What to work on
Transcribe every entry word for word, leaving out all images.

-- begin --

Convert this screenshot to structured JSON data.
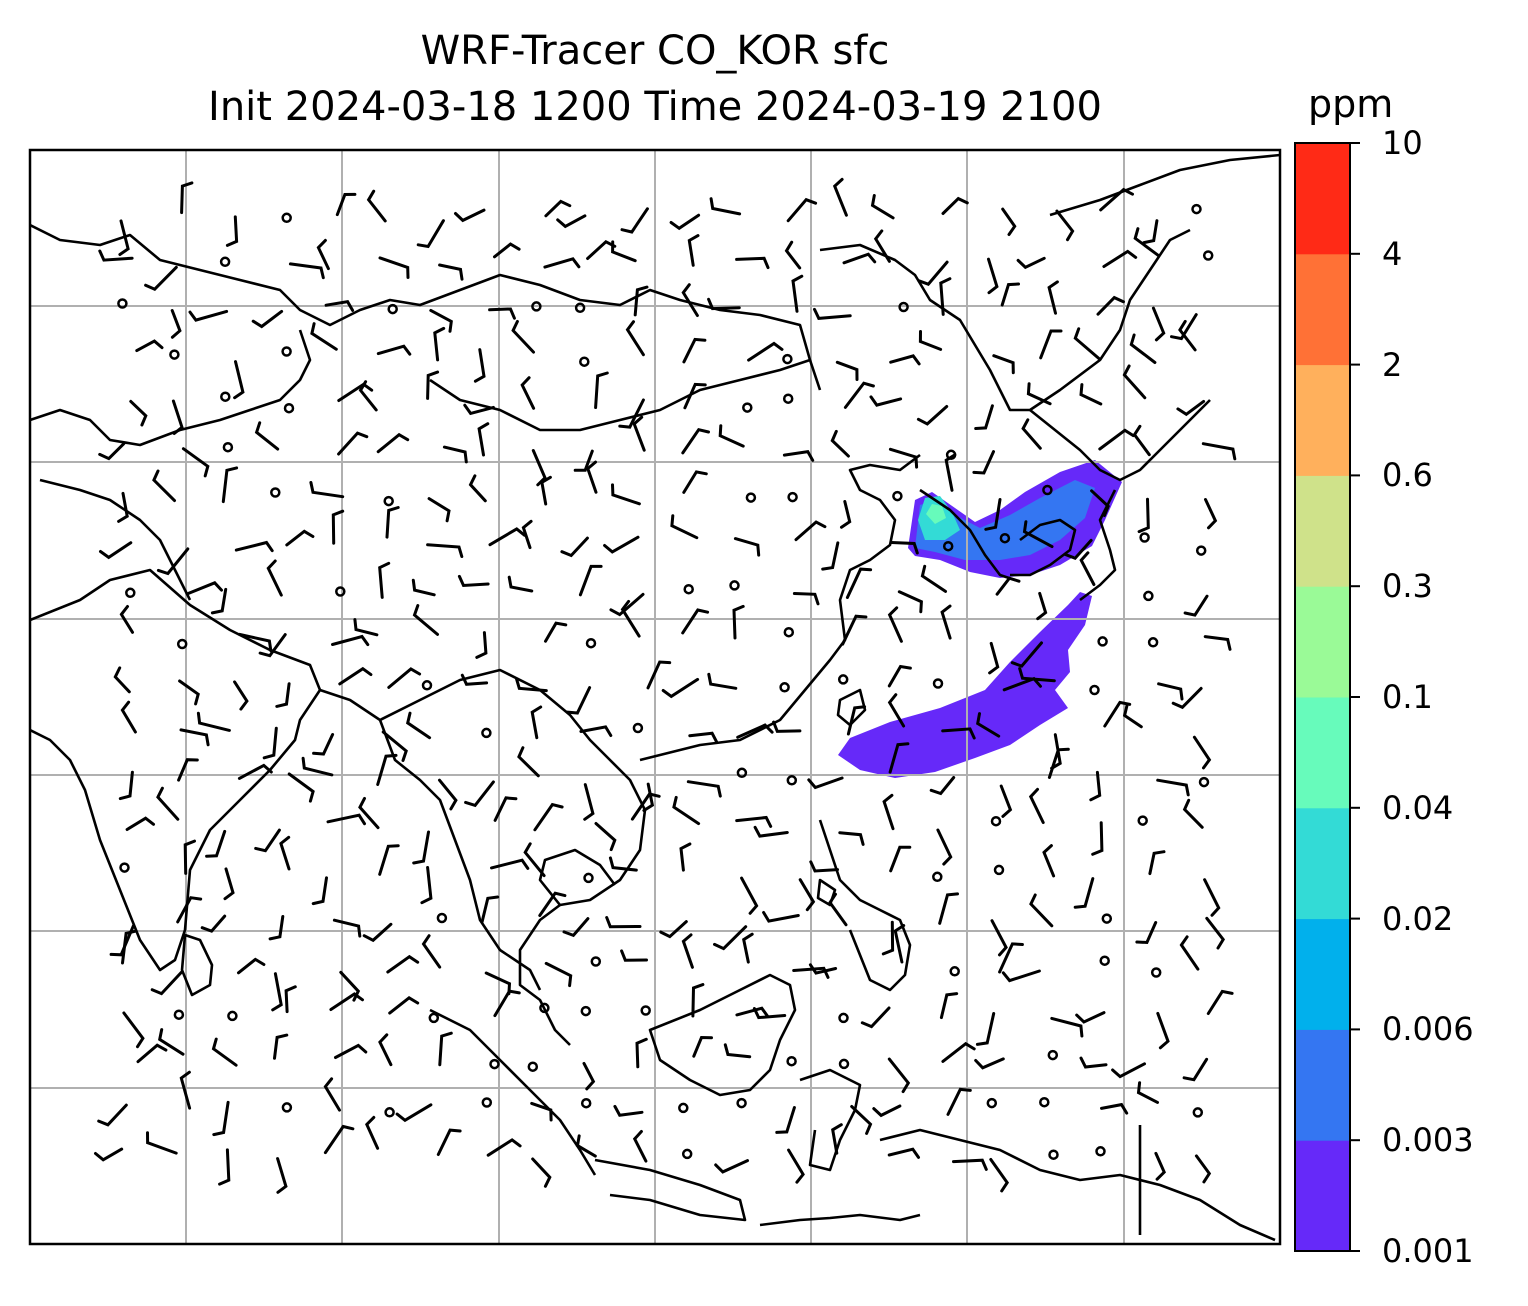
{
  "title_line1": "WRF-Tracer CO_KOR sfc",
  "title_line2": "Init 2024-03-18 1200 Time 2024-03-19 2100",
  "colorbar": {
    "unit": "ppm",
    "levels": [
      "0.001",
      "0.003",
      "0.006",
      "0.02",
      "0.04",
      "0.1",
      "0.3",
      "0.6",
      "2",
      "4",
      "10"
    ],
    "colors": [
      "#6629f9",
      "#3476f2",
      "#01b0ec",
      "#33dbd6",
      "#67fbbb",
      "#9afa97",
      "#cfe28a",
      "#ffb05c",
      "#ff7136",
      "#ff2a16"
    ]
  },
  "map": {
    "grid": "on",
    "wind_barbs": "on",
    "coastline_color": "#000000",
    "gridline_color": "#b0b0b0"
  }
}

-- end --

Exercise solution
Convert this screenshot to structured JSON data.
{
  "title_line1": "WRF-Tracer CO_KOR sfc",
  "title_line2": "Init 2024-03-18 1200 Time 2024-03-19 2100",
  "colorbar": {
    "unit": "ppm",
    "levels": [
      "0.001",
      "0.003",
      "0.006",
      "0.02",
      "0.04",
      "0.1",
      "0.3",
      "0.6",
      "2",
      "4",
      "10"
    ],
    "colors": [
      "#6629f9",
      "#3476f2",
      "#01b0ec",
      "#33dbd6",
      "#67fbbb",
      "#9afa97",
      "#cfe28a",
      "#ffb05c",
      "#ff7136",
      "#ff2a16"
    ]
  },
  "map": {
    "grid": "on",
    "wind_barbs": "on",
    "coastline_color": "#000000",
    "gridline_color": "#b0b0b0"
  }
}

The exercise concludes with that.